Source data

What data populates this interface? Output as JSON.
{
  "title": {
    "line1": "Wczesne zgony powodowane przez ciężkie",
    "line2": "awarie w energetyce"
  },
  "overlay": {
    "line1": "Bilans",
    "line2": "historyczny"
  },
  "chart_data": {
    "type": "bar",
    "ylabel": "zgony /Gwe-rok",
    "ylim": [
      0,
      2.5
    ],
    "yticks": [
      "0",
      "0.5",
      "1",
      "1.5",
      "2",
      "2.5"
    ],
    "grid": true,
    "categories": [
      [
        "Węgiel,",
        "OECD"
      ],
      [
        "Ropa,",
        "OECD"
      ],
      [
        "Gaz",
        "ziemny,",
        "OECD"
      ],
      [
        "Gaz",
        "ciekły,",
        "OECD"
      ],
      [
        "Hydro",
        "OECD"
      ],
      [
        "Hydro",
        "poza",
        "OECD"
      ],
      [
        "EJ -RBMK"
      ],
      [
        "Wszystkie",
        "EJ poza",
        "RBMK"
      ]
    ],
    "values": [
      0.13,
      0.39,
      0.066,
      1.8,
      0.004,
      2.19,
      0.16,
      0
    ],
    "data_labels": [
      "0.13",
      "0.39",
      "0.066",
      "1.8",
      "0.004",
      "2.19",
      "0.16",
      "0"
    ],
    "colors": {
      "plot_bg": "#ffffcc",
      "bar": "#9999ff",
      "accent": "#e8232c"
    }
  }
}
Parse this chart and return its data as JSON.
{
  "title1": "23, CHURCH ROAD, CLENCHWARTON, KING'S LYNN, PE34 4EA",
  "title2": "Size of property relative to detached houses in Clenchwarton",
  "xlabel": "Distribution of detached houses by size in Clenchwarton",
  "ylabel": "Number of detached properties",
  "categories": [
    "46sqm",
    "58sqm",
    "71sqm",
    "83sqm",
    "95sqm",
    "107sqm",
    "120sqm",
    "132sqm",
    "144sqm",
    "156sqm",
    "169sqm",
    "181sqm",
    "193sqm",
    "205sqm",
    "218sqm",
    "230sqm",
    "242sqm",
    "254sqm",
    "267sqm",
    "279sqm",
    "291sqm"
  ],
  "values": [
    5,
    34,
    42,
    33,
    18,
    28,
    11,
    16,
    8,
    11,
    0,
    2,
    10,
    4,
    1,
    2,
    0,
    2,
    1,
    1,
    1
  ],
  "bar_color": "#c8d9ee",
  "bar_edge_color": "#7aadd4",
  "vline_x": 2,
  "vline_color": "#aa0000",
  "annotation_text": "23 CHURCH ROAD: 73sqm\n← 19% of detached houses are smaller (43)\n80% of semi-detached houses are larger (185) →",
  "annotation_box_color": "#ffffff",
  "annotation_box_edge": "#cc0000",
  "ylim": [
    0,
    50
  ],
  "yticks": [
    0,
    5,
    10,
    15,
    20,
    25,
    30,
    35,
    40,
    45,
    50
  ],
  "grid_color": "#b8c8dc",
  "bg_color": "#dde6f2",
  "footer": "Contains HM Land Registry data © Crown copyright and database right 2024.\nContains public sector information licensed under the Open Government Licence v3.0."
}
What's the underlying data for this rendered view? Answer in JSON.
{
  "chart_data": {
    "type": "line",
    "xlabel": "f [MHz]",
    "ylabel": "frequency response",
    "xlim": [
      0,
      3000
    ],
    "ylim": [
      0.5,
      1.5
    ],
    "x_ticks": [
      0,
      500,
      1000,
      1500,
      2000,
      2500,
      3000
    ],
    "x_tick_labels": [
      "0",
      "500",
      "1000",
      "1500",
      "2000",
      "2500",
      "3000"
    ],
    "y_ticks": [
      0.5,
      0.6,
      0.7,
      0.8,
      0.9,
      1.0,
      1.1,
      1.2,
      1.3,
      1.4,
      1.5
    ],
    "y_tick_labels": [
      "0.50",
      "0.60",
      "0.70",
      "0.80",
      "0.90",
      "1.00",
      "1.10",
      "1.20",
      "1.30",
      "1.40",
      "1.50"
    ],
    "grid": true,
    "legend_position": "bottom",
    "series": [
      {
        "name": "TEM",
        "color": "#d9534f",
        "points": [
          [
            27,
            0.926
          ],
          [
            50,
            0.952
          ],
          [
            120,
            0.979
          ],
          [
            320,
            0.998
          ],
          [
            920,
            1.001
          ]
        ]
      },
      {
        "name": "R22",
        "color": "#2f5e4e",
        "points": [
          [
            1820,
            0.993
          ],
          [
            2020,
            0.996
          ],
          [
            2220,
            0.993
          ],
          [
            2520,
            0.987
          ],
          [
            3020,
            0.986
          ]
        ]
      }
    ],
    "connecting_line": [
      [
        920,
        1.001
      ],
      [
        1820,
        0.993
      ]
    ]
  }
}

> _TASK DESCRIPTION_
Search the entries for the word "ylabel", then gather every line that has it.

> _TASK RESPONSE_
    "ylabel": "zgony /Gwe-rok",
  "ylabel": "Number of detached properties",
    "ylabel": "frequency response",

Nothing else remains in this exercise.